(Excerpt from a dataset)
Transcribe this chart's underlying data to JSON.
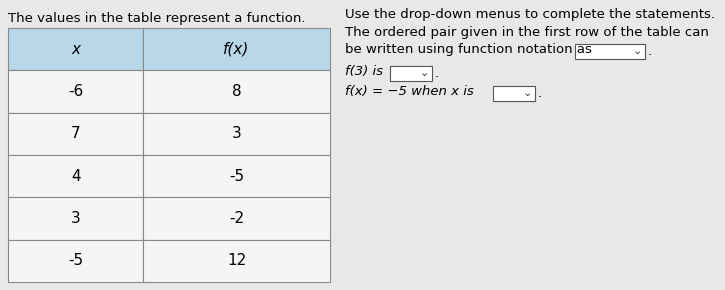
{
  "title_left": "The values in the table represent a function.",
  "table_headers": [
    "x",
    "f(x)"
  ],
  "table_data": [
    [
      "-6",
      "8"
    ],
    [
      "7",
      "3"
    ],
    [
      "4",
      "-5"
    ],
    [
      "3",
      "-2"
    ],
    [
      "-5",
      "12"
    ]
  ],
  "header_bg": "#b8d8ea",
  "cell_bg": "#f5f5f5",
  "border_color": "#888888",
  "right_title": "Use the drop-down menus to complete the statements.",
  "right_line1": "The ordered pair given in the first row of the table can",
  "right_line2": "be written using function notation as",
  "right_line3": "f(3) is",
  "right_line4": "f(x) = −5 when x is",
  "font_size_title": 9.5,
  "font_size_text": 9.5,
  "font_size_table": 11,
  "background_color": "#e8e8e8"
}
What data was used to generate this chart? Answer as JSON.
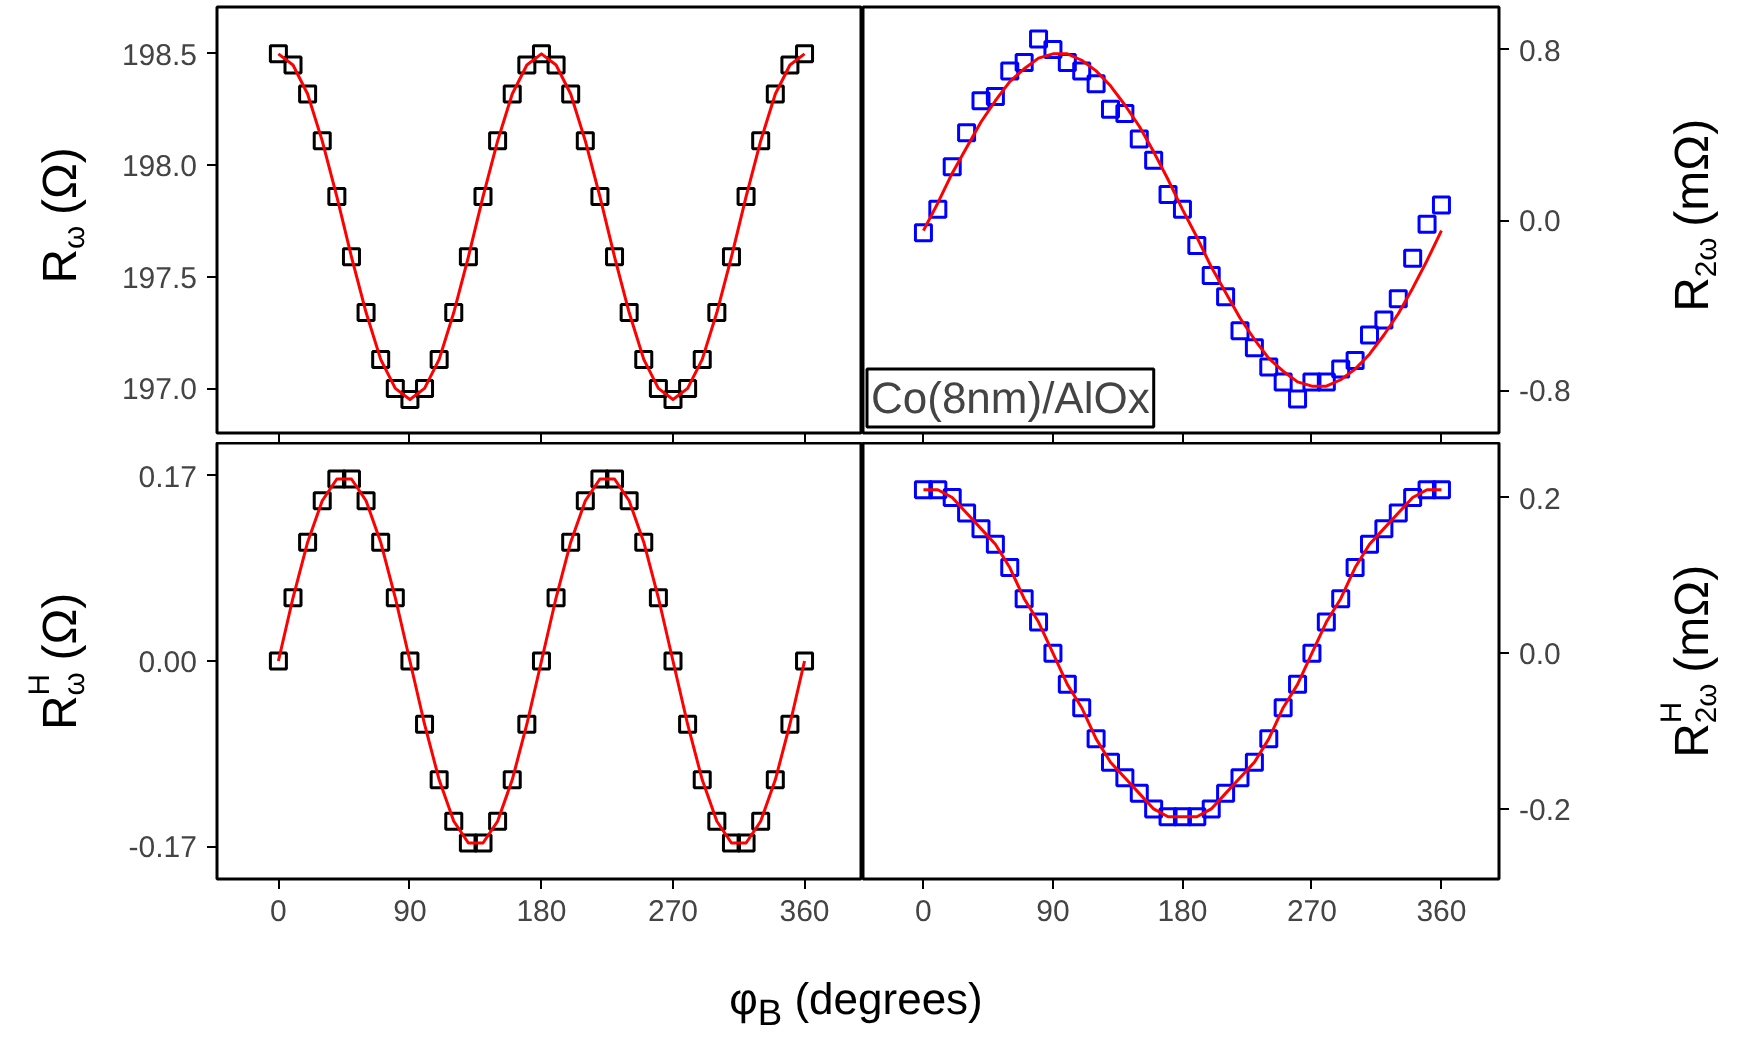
{
  "chart_data": [
    {
      "type": "scatter",
      "ylabel": "R$_{ω}$ (Ω)",
      "tick_labels": "y",
      "xlim": [
        -42,
        400
      ],
      "xticks": [
        0,
        90,
        180,
        270,
        360
      ],
      "ylim": [
        196.8,
        198.71
      ],
      "yticks": [
        {
          "value": 197.0,
          "label": "197.0"
        },
        {
          "value": 197.5,
          "label": "197.5"
        },
        {
          "value": 198.0,
          "label": "198.0"
        },
        {
          "value": 198.5,
          "label": "198.5"
        }
      ],
      "x": [
        0,
        10,
        20,
        30,
        40,
        50,
        60,
        70,
        80,
        90,
        100,
        110,
        120,
        130,
        140,
        150,
        160,
        170,
        180,
        190,
        200,
        210,
        220,
        230,
        240,
        250,
        260,
        270,
        280,
        290,
        300,
        310,
        320,
        330,
        340,
        350,
        360
      ],
      "series": [
        {
          "marker": "square",
          "color": "#000000",
          "values": [
            198.5,
            198.45,
            198.32,
            198.11,
            197.86,
            197.59,
            197.34,
            197.13,
            197.0,
            196.95,
            197.0,
            197.13,
            197.34,
            197.59,
            197.86,
            198.11,
            198.32,
            198.45,
            198.5,
            198.45,
            198.32,
            198.11,
            197.86,
            197.59,
            197.34,
            197.13,
            197.0,
            196.95,
            197.0,
            197.13,
            197.34,
            197.59,
            197.86,
            198.11,
            198.32,
            198.45,
            198.5
          ]
        },
        {
          "type": "line",
          "color": "#ff0000",
          "values": [
            198.5,
            198.45,
            198.32,
            198.11,
            197.86,
            197.59,
            197.34,
            197.13,
            197.0,
            196.95,
            197.0,
            197.13,
            197.34,
            197.59,
            197.86,
            198.11,
            198.32,
            198.45,
            198.5,
            198.45,
            198.32,
            198.11,
            197.86,
            197.59,
            197.34,
            197.13,
            197.0,
            196.95,
            197.0,
            197.13,
            197.34,
            197.59,
            197.86,
            198.11,
            198.32,
            198.45,
            198.5
          ]
        }
      ]
    },
    {
      "type": "scatter",
      "y2label": "R$_{2ω}$ (mΩ)",
      "annotations": [
        "Co(8nm)/AlOx"
      ],
      "tick_labels": "y",
      "xlim": [
        -42,
        400
      ],
      "xticks": [
        0,
        90,
        180,
        270,
        360
      ],
      "y2lim": [
        -1.0,
        1.0
      ],
      "y2ticks": [
        {
          "value": -0.8,
          "label": "-0.8"
        },
        {
          "value": 0.0,
          "label": "0.0"
        },
        {
          "value": 0.8,
          "label": "0.8"
        }
      ],
      "x": [
        0,
        10,
        20,
        30,
        40,
        50,
        60,
        70,
        80,
        90,
        100,
        110,
        120,
        130,
        140,
        150,
        160,
        170,
        180,
        190,
        200,
        210,
        220,
        230,
        240,
        250,
        260,
        270,
        280,
        290,
        300,
        310,
        320,
        330,
        340,
        350,
        360
      ],
      "series": [
        {
          "marker": "square",
          "axis": "y2",
          "color": "#0000ff",
          "values": [
            -0.06,
            0.05,
            0.25,
            0.41,
            0.56,
            0.58,
            0.7,
            0.74,
            0.85,
            0.8,
            0.74,
            0.7,
            0.64,
            0.52,
            0.5,
            0.38,
            0.28,
            0.12,
            0.05,
            -0.12,
            -0.26,
            -0.36,
            -0.52,
            -0.6,
            -0.69,
            -0.76,
            -0.84,
            -0.76,
            -0.76,
            -0.7,
            -0.66,
            -0.54,
            -0.47,
            -0.37,
            -0.18,
            -0.02,
            0.07
          ]
        },
        {
          "type": "line",
          "axis": "y2",
          "color": "#ff0000",
          "values": [
            -0.05,
            0.08,
            0.22,
            0.34,
            0.46,
            0.56,
            0.65,
            0.71,
            0.76,
            0.78,
            0.78,
            0.75,
            0.7,
            0.63,
            0.54,
            0.44,
            0.32,
            0.19,
            0.05,
            -0.08,
            -0.22,
            -0.34,
            -0.46,
            -0.56,
            -0.65,
            -0.71,
            -0.76,
            -0.78,
            -0.78,
            -0.75,
            -0.7,
            -0.63,
            -0.54,
            -0.44,
            -0.32,
            -0.19,
            -0.05
          ]
        }
      ]
    },
    {
      "type": "scatter",
      "ylabel": "R$^{H}$$_{ω}$ (Ω)",
      "xlabel": "φ$_{B}$ (degrees)",
      "xlim": [
        -42,
        400
      ],
      "xticks": [
        0,
        90,
        180,
        270,
        360
      ],
      "ylim": [
        -0.2,
        0.2
      ],
      "yticks": [
        {
          "value": -0.17,
          "label": "-0.17"
        },
        {
          "value": 0.0,
          "label": "0.00"
        },
        {
          "value": 0.17,
          "label": "0.17"
        }
      ],
      "x": [
        0,
        10,
        20,
        30,
        40,
        50,
        60,
        70,
        80,
        90,
        100,
        110,
        120,
        130,
        140,
        150,
        160,
        170,
        180,
        190,
        200,
        210,
        220,
        230,
        240,
        250,
        260,
        270,
        280,
        290,
        300,
        310,
        320,
        330,
        340,
        350,
        360
      ],
      "series": [
        {
          "marker": "square",
          "color": "#000000",
          "values": [
            0,
            0.058,
            0.109,
            0.147,
            0.167,
            0.167,
            0.147,
            0.109,
            0.058,
            0,
            -0.058,
            -0.109,
            -0.147,
            -0.167,
            -0.167,
            -0.147,
            -0.109,
            -0.058,
            0,
            0.058,
            0.109,
            0.147,
            0.167,
            0.167,
            0.147,
            0.109,
            0.058,
            0,
            -0.058,
            -0.109,
            -0.147,
            -0.167,
            -0.167,
            -0.147,
            -0.109,
            -0.058,
            0
          ]
        },
        {
          "type": "line",
          "color": "#ff0000",
          "values": [
            0,
            0.058,
            0.109,
            0.147,
            0.167,
            0.167,
            0.147,
            0.109,
            0.058,
            0,
            -0.058,
            -0.109,
            -0.147,
            -0.167,
            -0.167,
            -0.147,
            -0.109,
            -0.058,
            0,
            0.058,
            0.109,
            0.147,
            0.167,
            0.167,
            0.147,
            0.109,
            0.058,
            0,
            -0.058,
            -0.109,
            -0.147,
            -0.167,
            -0.167,
            -0.147,
            -0.109,
            -0.058,
            0
          ]
        }
      ]
    },
    {
      "type": "scatter",
      "y2label": "R$^{H}$$_{2ω}$ (mΩ)",
      "xlim": [
        -42,
        400
      ],
      "xticks": [
        0,
        90,
        180,
        270,
        360
      ],
      "y2lim": [
        -0.29,
        0.27
      ],
      "y2ticks": [
        {
          "value": -0.2,
          "label": "-0.2"
        },
        {
          "value": 0.0,
          "label": "0.0"
        },
        {
          "value": 0.2,
          "label": "0.2"
        }
      ],
      "x": [
        0,
        10,
        20,
        30,
        40,
        50,
        60,
        70,
        80,
        90,
        100,
        110,
        120,
        130,
        140,
        150,
        160,
        170,
        180,
        190,
        200,
        210,
        220,
        230,
        240,
        250,
        260,
        270,
        280,
        290,
        300,
        310,
        320,
        330,
        340,
        350,
        360
      ],
      "series": [
        {
          "marker": "square",
          "axis": "y2",
          "color": "#0000ff",
          "values": [
            0.21,
            0.21,
            0.2,
            0.18,
            0.16,
            0.14,
            0.11,
            0.07,
            0.04,
            0.0,
            -0.04,
            -0.07,
            -0.11,
            -0.14,
            -0.16,
            -0.18,
            -0.2,
            -0.21,
            -0.21,
            -0.21,
            -0.2,
            -0.18,
            -0.16,
            -0.14,
            -0.11,
            -0.07,
            -0.04,
            0.0,
            0.04,
            0.07,
            0.11,
            0.14,
            0.16,
            0.18,
            0.2,
            0.21,
            0.21
          ]
        },
        {
          "type": "line",
          "axis": "y2",
          "color": "#ff0000",
          "values": [
            0.21,
            0.21,
            0.2,
            0.18,
            0.16,
            0.14,
            0.11,
            0.07,
            0.04,
            0.0,
            -0.04,
            -0.07,
            -0.11,
            -0.14,
            -0.16,
            -0.18,
            -0.2,
            -0.21,
            -0.21,
            -0.21,
            -0.2,
            -0.18,
            -0.16,
            -0.14,
            -0.11,
            -0.07,
            -0.04,
            0.0,
            0.04,
            0.07,
            0.11,
            0.14,
            0.16,
            0.18,
            0.2,
            0.21,
            0.21
          ]
        }
      ]
    }
  ]
}
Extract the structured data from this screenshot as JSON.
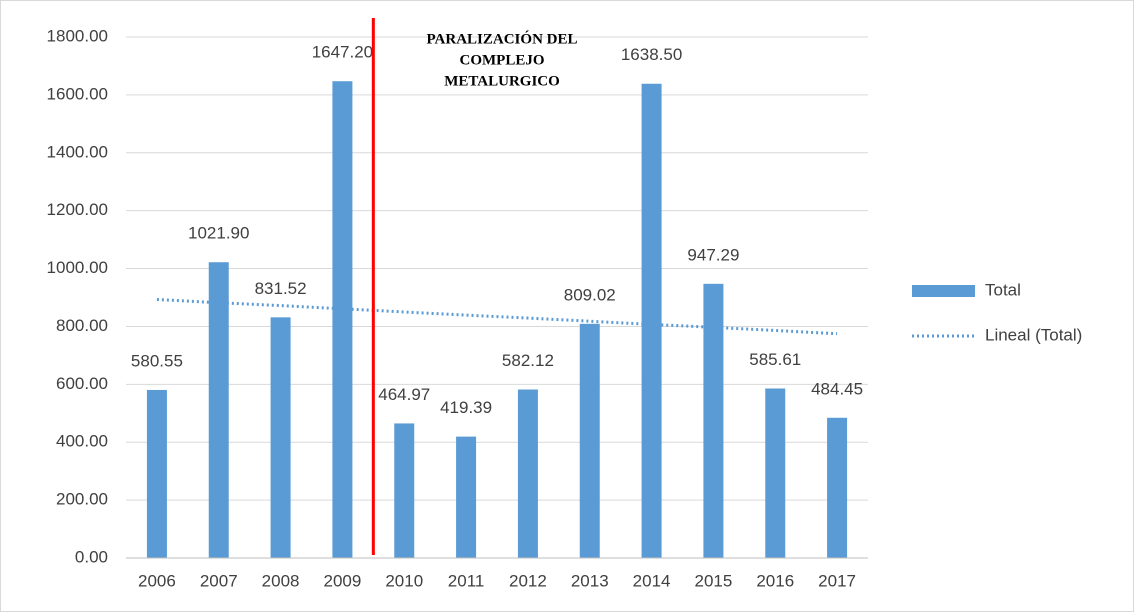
{
  "chart_data": {
    "type": "bar",
    "categories": [
      "2006",
      "2007",
      "2008",
      "2009",
      "2010",
      "2011",
      "2012",
      "2013",
      "2014",
      "2015",
      "2016",
      "2017"
    ],
    "series": [
      {
        "name": "Total",
        "color": "#5b9bd5",
        "values": [
          580.55,
          1021.9,
          831.52,
          1647.2,
          464.97,
          419.39,
          582.12,
          809.02,
          1638.5,
          947.29,
          585.61,
          484.45
        ],
        "value_labels": [
          "580.55",
          "1021.90",
          "831.52",
          "1647.20",
          "464.97",
          "419.39",
          "582.12",
          "809.02",
          "1638.50",
          "947.29",
          "585.61",
          "484.45"
        ]
      },
      {
        "name": "Lineal (Total)",
        "color": "#5b9bd5",
        "trendline": true,
        "values": [
          893,
          882,
          872,
          861,
          850,
          839,
          829,
          818,
          807,
          797,
          786,
          775
        ]
      }
    ],
    "annotation": [
      "PARALIZACIÓN DEL",
      "COMPLEJO",
      "METALURGICO"
    ],
    "ylim": [
      0,
      1800
    ],
    "yticks": [
      {
        "value": 0,
        "label": "0.00"
      },
      {
        "value": 200,
        "label": "200.00"
      },
      {
        "value": 400,
        "label": "400.00"
      },
      {
        "value": 600,
        "label": "600.00"
      },
      {
        "value": 800,
        "label": "800.00"
      },
      {
        "value": 1000,
        "label": "1000.00"
      },
      {
        "value": 1200,
        "label": "1200.00"
      },
      {
        "value": 1400,
        "label": "1400.00"
      },
      {
        "value": 1600,
        "label": "1600.00"
      },
      {
        "value": 1800,
        "label": "1800.00"
      }
    ],
    "grid": true,
    "legend": "right"
  }
}
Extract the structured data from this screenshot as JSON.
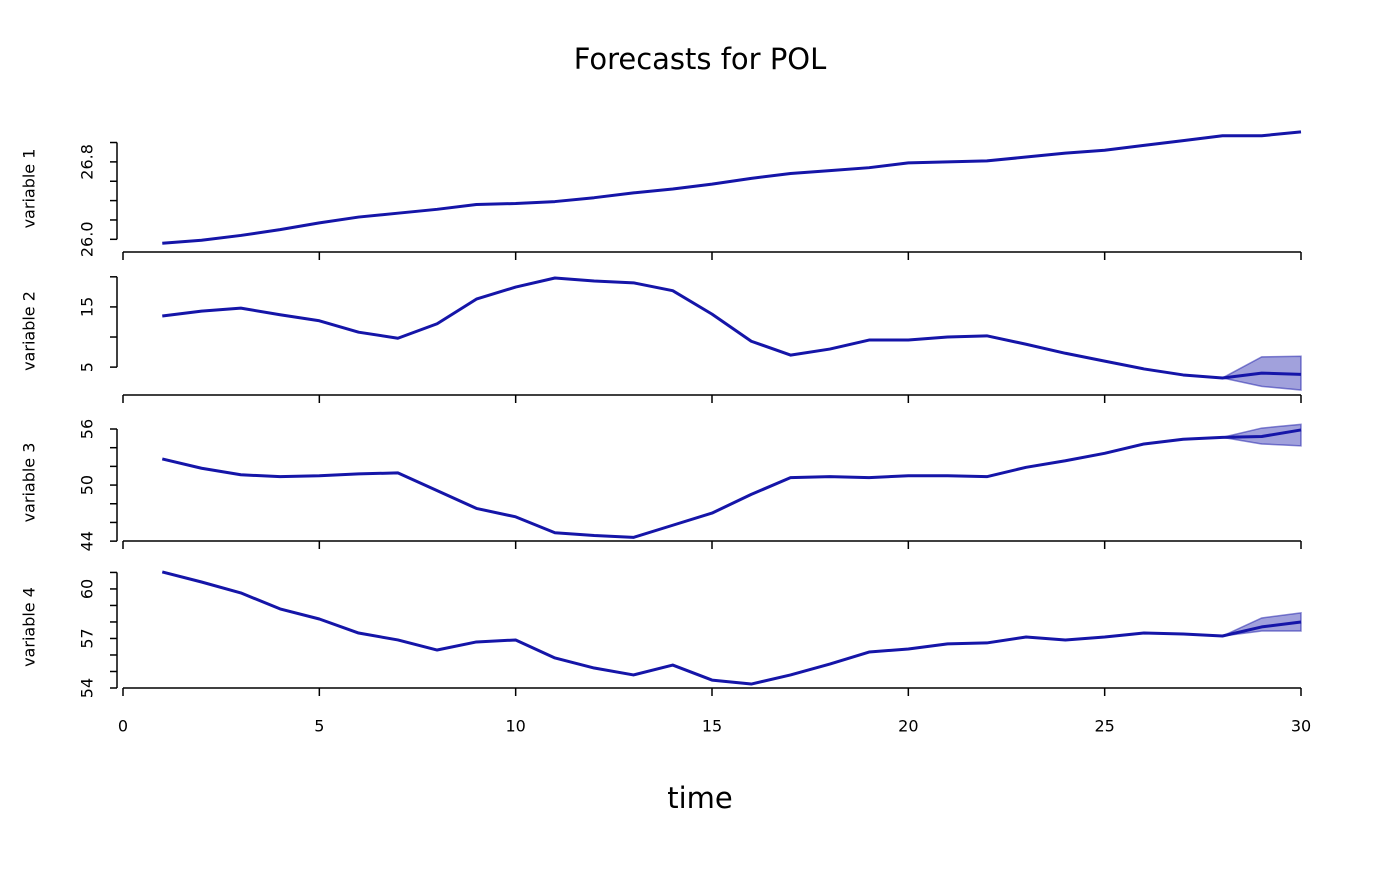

# DESCRIPTION OF THE TASK:
Check each line of the records for the word "JSON" and extract those that contain it.

# OUTPUT BELOW:
Transcribe this chart's underlying data to JSON.
What data was used to generate this chart? Answer as JSON.
Extract the structured data from this screenshot as JSON.
Extract the structured data from this screenshot as JSON.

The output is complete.